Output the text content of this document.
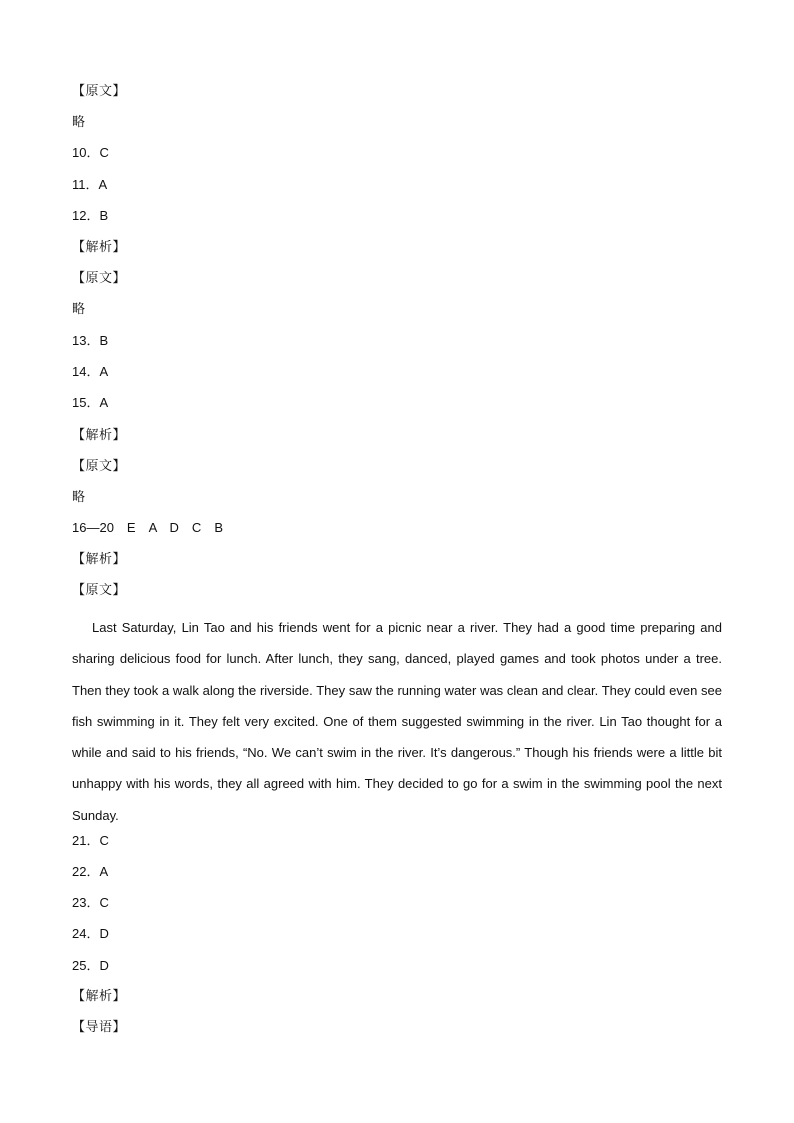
【原文】
略
10．C
11．A
12．B
【解析】
【原文】
略
13．B
14．A
15．A
【解析】
【原文】
略
16—20　E　A　D　C　B
【解析】
【原文】
Last Saturday, Lin Tao and his friends went for a picnic near a river. They had a good time preparing and sharing delicious food for lunch. After lunch, they sang, danced, played games and took photos under a tree. Then they took a walk along the riverside. They saw the running water was clean and clear. They could even see fish swimming in it. They felt very excited. One of them suggested swimming in the river. Lin Tao thought for a while and said to his friends, “No. We can’t swim in the river. It’s dangerous.” Though his friends were a little bit unhappy with his words, they all agreed with him. They decided to go for a swim in the swimming pool the next Sunday.
21．C
22．A
23．C
24．D
25．D
【解析】
【导语】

WHAT NEEDS TO BE DONE - Output all the records, word for word, with no pictures in the copy.

COMPLETED TASK -
Output the text content of this document.
【原文】
略
10．C
11．A
12．B
【解析】
【原文】
略
13．B
14．A
15．A
【解析】
【原文】
略
16—20　E　A　D　C　B
【解析】
【原文】
Last Saturday, Lin Tao and his friends went for a picnic near a river. They had a good time preparing and sharing delicious food for lunch. After lunch, they sang, danced, played games and took photos under a tree. Then they took a walk along the riverside. They saw the running water was clean and clear. They could even see fish swimming in it. They felt very excited. One of them suggested swimming in the river. Lin Tao thought for a while and said to his friends, “No. We can’t swim in the river. It’s dangerous.” Though his friends were a little bit unhappy with his words, they all agreed with him. They decided to go for a swim in the swimming pool the next Sunday.
21．C
22．A
23．C
24．D
25．D
【解析】
【导语】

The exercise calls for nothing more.